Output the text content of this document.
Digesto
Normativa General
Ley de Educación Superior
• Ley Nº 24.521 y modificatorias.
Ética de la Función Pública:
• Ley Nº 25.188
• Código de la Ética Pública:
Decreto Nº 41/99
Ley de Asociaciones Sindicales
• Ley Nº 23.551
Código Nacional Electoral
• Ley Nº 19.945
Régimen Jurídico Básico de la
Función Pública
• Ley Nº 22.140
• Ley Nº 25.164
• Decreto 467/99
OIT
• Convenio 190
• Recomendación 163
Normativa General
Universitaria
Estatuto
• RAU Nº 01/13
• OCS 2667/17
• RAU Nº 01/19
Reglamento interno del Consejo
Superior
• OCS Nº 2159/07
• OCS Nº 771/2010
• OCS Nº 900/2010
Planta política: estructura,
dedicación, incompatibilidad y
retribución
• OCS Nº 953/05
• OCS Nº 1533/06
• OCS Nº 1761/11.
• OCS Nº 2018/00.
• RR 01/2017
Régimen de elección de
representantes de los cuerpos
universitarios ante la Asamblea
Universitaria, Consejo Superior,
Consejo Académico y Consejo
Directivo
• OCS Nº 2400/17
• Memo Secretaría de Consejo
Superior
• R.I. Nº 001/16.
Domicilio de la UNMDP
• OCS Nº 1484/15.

========================================

- _DIRECTION_
Return every record above exactly as it appears.

- _OUTPUT_
Output the text content of this document.
Digesto
Normativa General
Ley de Educación Superior
• Ley Nº 24.521 y modificatorias.
Ética de la Función Pública:
• Ley Nº 25.188
• Código de la Ética Pública:
Decreto Nº 41/99
Ley de Asociaciones Sindicales
• Ley Nº 23.551
Código Nacional Electoral
• Ley Nº 19.945
Régimen Jurídico Básico de la
Función Pública
• Ley Nº 22.140
• Ley Nº 25.164
• Decreto 467/99
OIT
• Convenio 190
• Recomendación 163
Normativa General
Universitaria
Estatuto
• RAU Nº 01/13
• OCS 2667/17
• RAU Nº 01/19
Reglamento interno del Consejo
Superior
• OCS Nº 2159/07
• OCS Nº 771/2010
• OCS Nº 900/2010
Planta política: estructura,
dedicación, incompatibilidad y
retribución
• OCS Nº 953/05
• OCS Nº 1533/06
• OCS Nº 1761/11.
• OCS Nº 2018/00.
• RR 01/2017
Régimen de elección de
representantes de los cuerpos
universitarios ante la Asamblea
Universitaria, Consejo Superior,
Consejo Académico y Consejo
Directivo
• OCS Nº 2400/17
• Memo Secretaría de Consejo
Superior
• R.I. Nº 001/16.
Domicilio de la UNMDP
• OCS Nº 1484/15.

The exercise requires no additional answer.